▶ **What you are asked to do**
The records below need retyping in full; give them again exactly.

------------

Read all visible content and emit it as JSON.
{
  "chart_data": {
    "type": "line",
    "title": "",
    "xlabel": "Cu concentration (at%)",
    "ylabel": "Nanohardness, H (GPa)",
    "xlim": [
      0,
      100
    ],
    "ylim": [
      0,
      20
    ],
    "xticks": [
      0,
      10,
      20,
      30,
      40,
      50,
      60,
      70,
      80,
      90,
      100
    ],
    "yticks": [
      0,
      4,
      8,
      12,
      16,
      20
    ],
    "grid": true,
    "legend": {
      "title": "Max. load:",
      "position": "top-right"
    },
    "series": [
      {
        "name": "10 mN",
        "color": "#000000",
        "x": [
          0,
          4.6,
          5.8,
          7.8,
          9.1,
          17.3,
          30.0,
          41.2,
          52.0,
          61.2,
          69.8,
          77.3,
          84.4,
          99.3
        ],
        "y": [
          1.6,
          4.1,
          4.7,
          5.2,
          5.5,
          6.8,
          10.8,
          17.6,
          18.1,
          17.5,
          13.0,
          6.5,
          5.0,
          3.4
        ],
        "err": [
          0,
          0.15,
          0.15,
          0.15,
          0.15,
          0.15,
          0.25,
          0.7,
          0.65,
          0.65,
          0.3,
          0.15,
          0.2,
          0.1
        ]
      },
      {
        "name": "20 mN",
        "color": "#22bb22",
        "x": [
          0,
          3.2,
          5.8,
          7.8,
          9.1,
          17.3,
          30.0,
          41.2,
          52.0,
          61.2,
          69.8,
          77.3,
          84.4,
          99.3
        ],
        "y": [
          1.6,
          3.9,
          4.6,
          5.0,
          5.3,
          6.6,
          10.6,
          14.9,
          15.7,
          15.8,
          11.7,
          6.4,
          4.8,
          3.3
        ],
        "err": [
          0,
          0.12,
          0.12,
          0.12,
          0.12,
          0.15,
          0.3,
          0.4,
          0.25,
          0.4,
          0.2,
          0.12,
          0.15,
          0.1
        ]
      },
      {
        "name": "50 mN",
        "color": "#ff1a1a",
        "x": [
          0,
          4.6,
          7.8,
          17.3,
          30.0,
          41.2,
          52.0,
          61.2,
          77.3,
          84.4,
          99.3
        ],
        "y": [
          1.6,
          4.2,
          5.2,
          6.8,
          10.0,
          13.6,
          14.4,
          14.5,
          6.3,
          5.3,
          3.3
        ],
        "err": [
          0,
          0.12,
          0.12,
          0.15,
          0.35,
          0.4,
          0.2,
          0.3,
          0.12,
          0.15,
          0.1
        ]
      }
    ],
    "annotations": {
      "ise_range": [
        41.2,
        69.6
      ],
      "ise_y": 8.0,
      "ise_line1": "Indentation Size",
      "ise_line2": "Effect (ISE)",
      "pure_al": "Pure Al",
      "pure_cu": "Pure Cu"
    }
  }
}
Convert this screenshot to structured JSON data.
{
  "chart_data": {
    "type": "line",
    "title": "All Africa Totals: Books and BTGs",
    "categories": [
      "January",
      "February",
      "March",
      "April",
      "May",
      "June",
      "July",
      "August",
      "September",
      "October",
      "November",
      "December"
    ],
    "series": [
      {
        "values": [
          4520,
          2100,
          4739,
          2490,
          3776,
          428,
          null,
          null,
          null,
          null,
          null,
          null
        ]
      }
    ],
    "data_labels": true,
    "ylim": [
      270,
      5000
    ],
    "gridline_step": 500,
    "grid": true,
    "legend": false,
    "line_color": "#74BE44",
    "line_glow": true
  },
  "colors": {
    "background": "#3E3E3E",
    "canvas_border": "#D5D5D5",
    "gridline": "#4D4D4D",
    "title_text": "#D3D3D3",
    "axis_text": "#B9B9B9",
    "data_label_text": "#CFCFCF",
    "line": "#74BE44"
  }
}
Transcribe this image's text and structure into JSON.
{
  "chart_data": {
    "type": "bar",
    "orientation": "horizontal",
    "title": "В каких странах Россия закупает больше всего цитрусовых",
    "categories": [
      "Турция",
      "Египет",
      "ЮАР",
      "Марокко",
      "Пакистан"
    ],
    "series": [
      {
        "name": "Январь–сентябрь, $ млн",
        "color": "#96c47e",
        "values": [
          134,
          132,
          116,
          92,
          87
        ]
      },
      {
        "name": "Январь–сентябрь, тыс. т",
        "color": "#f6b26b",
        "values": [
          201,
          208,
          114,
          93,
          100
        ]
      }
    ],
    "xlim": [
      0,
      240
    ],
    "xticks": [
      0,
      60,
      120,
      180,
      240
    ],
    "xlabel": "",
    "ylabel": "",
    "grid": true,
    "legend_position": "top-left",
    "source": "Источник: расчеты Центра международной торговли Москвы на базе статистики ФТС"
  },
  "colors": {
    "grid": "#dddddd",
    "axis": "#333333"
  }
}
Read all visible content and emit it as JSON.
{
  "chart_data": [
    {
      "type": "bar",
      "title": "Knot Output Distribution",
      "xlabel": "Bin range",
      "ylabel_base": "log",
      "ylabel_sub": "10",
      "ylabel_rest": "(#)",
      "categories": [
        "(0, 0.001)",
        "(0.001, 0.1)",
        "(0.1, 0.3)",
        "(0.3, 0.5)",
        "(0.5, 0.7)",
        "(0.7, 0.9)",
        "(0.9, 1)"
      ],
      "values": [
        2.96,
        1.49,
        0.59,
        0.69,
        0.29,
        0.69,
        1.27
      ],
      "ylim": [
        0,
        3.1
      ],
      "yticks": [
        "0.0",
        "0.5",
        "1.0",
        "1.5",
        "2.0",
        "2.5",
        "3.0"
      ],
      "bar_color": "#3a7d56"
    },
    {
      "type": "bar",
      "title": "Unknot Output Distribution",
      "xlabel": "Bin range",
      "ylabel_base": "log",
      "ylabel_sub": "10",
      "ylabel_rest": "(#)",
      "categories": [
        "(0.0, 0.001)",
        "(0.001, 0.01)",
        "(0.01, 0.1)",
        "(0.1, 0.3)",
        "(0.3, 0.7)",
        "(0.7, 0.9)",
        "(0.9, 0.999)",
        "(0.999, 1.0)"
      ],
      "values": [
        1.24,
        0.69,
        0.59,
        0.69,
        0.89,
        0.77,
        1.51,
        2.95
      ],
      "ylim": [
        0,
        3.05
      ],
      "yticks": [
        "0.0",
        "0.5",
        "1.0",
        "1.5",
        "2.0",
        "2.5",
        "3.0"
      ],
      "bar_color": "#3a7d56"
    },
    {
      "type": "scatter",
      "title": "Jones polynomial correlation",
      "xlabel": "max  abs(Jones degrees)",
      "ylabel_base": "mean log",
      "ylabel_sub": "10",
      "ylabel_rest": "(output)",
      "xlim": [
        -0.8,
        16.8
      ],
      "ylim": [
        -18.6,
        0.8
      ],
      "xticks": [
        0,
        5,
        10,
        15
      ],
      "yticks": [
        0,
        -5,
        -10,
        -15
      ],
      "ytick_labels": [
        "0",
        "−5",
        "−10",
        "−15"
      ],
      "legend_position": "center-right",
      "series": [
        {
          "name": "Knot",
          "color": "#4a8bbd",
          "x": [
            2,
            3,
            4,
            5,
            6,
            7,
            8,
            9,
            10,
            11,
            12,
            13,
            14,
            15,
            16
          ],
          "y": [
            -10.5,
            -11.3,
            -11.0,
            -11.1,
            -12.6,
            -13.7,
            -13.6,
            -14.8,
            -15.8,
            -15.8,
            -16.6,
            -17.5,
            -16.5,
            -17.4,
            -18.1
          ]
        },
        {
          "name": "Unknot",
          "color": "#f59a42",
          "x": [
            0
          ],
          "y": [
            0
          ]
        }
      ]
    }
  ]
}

------------

▶ **Exercise solution**
Read all visible content and emit it as JSON.
{
  "chart_data": {
    "type": "line",
    "title": "",
    "xlabel": "Cu concentration (at%)",
    "ylabel": "Nanohardness, H (GPa)",
    "xlim": [
      0,
      100
    ],
    "ylim": [
      0,
      20
    ],
    "xticks": [
      0,
      10,
      20,
      30,
      40,
      50,
      60,
      70,
      80,
      90,
      100
    ],
    "yticks": [
      0,
      4,
      8,
      12,
      16,
      20
    ],
    "grid": true,
    "legend": {
      "title": "Max. load:",
      "position": "top-right"
    },
    "series": [
      {
        "name": "10 mN",
        "color": "#000000",
        "x": [
          0,
          4.6,
          5.8,
          7.8,
          9.1,
          17.3,
          30.0,
          41.2,
          52.0,
          61.2,
          69.8,
          77.3,
          84.4,
          99.3
        ],
        "y": [
          1.6,
          4.1,
          4.7,
          5.2,
          5.5,
          6.8,
          10.8,
          17.6,
          18.1,
          17.5,
          13.0,
          6.5,
          5.0,
          3.4
        ],
        "err": [
          0,
          0.15,
          0.15,
          0.15,
          0.15,
          0.15,
          0.25,
          0.7,
          0.65,
          0.65,
          0.3,
          0.15,
          0.2,
          0.1
        ]
      },
      {
        "name": "20 mN",
        "color": "#22bb22",
        "x": [
          0,
          3.2,
          5.8,
          7.8,
          9.1,
          17.3,
          30.0,
          41.2,
          52.0,
          61.2,
          69.8,
          77.3,
          84.4,
          99.3
        ],
        "y": [
          1.6,
          3.9,
          4.6,
          5.0,
          5.3,
          6.6,
          10.6,
          14.9,
          15.7,
          15.8,
          11.7,
          6.4,
          4.8,
          3.3
        ],
        "err": [
          0,
          0.12,
          0.12,
          0.12,
          0.12,
          0.15,
          0.3,
          0.4,
          0.25,
          0.4,
          0.2,
          0.12,
          0.15,
          0.1
        ]
      },
      {
        "name": "50 mN",
        "color": "#ff1a1a",
        "x": [
          0,
          4.6,
          7.8,
          17.3,
          30.0,
          41.2,
          52.0,
          61.2,
          77.3,
          84.4,
          99.3
        ],
        "y": [
          1.6,
          4.2,
          5.2,
          6.8,
          10.0,
          13.6,
          14.4,
          14.5,
          6.3,
          5.3,
          3.3
        ],
        "err": [
          0,
          0.12,
          0.12,
          0.15,
          0.35,
          0.4,
          0.2,
          0.3,
          0.12,
          0.15,
          0.1
        ]
      }
    ],
    "annotations": {
      "ise_range": [
        41.2,
        69.6
      ],
      "ise_y": 8.0,
      "ise_line1": "Indentation Size",
      "ise_line2": "Effect (ISE)",
      "pure_al": "Pure Al",
      "pure_cu": "Pure Cu"
    }
  }
}
Convert this screenshot to structured JSON data.
{
  "chart_data": {
    "type": "line",
    "title": "All Africa Totals: Books and BTGs",
    "categories": [
      "January",
      "February",
      "March",
      "April",
      "May",
      "June",
      "July",
      "August",
      "September",
      "October",
      "November",
      "December"
    ],
    "series": [
      {
        "values": [
          4520,
          2100,
          4739,
          2490,
          3776,
          428,
          null,
          null,
          null,
          null,
          null,
          null
        ]
      }
    ],
    "data_labels": true,
    "ylim": [
      270,
      5000
    ],
    "gridline_step": 500,
    "grid": true,
    "legend": false,
    "line_color": "#74BE44",
    "line_glow": true
  },
  "colors": {
    "background": "#3E3E3E",
    "canvas_border": "#D5D5D5",
    "gridline": "#4D4D4D",
    "title_text": "#D3D3D3",
    "axis_text": "#B9B9B9",
    "data_label_text": "#CFCFCF",
    "line": "#74BE44"
  }
}
Transcribe this image's text and structure into JSON.
{
  "chart_data": {
    "type": "bar",
    "orientation": "horizontal",
    "title": "В каких странах Россия закупает больше всего цитрусовых",
    "categories": [
      "Турция",
      "Египет",
      "ЮАР",
      "Марокко",
      "Пакистан"
    ],
    "series": [
      {
        "name": "Январь–сентябрь, $ млн",
        "color": "#96c47e",
        "values": [
          134,
          132,
          116,
          92,
          87
        ]
      },
      {
        "name": "Январь–сентябрь, тыс. т",
        "color": "#f6b26b",
        "values": [
          201,
          208,
          114,
          93,
          100
        ]
      }
    ],
    "xlim": [
      0,
      240
    ],
    "xticks": [
      0,
      60,
      120,
      180,
      240
    ],
    "xlabel": "",
    "ylabel": "",
    "grid": true,
    "legend_position": "top-left",
    "source": "Источник: расчеты Центра международной торговли Москвы на базе статистики ФТС"
  },
  "colors": {
    "grid": "#dddddd",
    "axis": "#333333"
  }
}
Read all visible content and emit it as JSON.
{
  "chart_data": [
    {
      "type": "bar",
      "title": "Knot Output Distribution",
      "xlabel": "Bin range",
      "ylabel_base": "log",
      "ylabel_sub": "10",
      "ylabel_rest": "(#)",
      "categories": [
        "(0, 0.001)",
        "(0.001, 0.1)",
        "(0.1, 0.3)",
        "(0.3, 0.5)",
        "(0.5, 0.7)",
        "(0.7, 0.9)",
        "(0.9, 1)"
      ],
      "values": [
        2.96,
        1.49,
        0.59,
        0.69,
        0.29,
        0.69,
        1.27
      ],
      "ylim": [
        0,
        3.1
      ],
      "yticks": [
        "0.0",
        "0.5",
        "1.0",
        "1.5",
        "2.0",
        "2.5",
        "3.0"
      ],
      "bar_color": "#3a7d56"
    },
    {
      "type": "bar",
      "title": "Unknot Output Distribution",
      "xlabel": "Bin range",
      "ylabel_base": "log",
      "ylabel_sub": "10",
      "ylabel_rest": "(#)",
      "categories": [
        "(0.0, 0.001)",
        "(0.001, 0.01)",
        "(0.01, 0.1)",
        "(0.1, 0.3)",
        "(0.3, 0.7)",
        "(0.7, 0.9)",
        "(0.9, 0.999)",
        "(0.999, 1.0)"
      ],
      "values": [
        1.24,
        0.69,
        0.59,
        0.69,
        0.89,
        0.77,
        1.51,
        2.95
      ],
      "ylim": [
        0,
        3.05
      ],
      "yticks": [
        "0.0",
        "0.5",
        "1.0",
        "1.5",
        "2.0",
        "2.5",
        "3.0"
      ],
      "bar_color": "#3a7d56"
    },
    {
      "type": "scatter",
      "title": "Jones polynomial correlation",
      "xlabel": "max  abs(Jones degrees)",
      "ylabel_base": "mean log",
      "ylabel_sub": "10",
      "ylabel_rest": "(output)",
      "xlim": [
        -0.8,
        16.8
      ],
      "ylim": [
        -18.6,
        0.8
      ],
      "xticks": [
        0,
        5,
        10,
        15
      ],
      "yticks": [
        0,
        -5,
        -10,
        -15
      ],
      "ytick_labels": [
        "0",
        "−5",
        "−10",
        "−15"
      ],
      "legend_position": "center-right",
      "series": [
        {
          "name": "Knot",
          "color": "#4a8bbd",
          "x": [
            2,
            3,
            4,
            5,
            6,
            7,
            8,
            9,
            10,
            11,
            12,
            13,
            14,
            15,
            16
          ],
          "y": [
            -10.5,
            -11.3,
            -11.0,
            -11.1,
            -12.6,
            -13.7,
            -13.6,
            -14.8,
            -15.8,
            -15.8,
            -16.6,
            -17.5,
            -16.5,
            -17.4,
            -18.1
          ]
        },
        {
          "name": "Unknot",
          "color": "#f59a42",
          "x": [
            0
          ],
          "y": [
            0
          ]
        }
      ]
    }
  ]
}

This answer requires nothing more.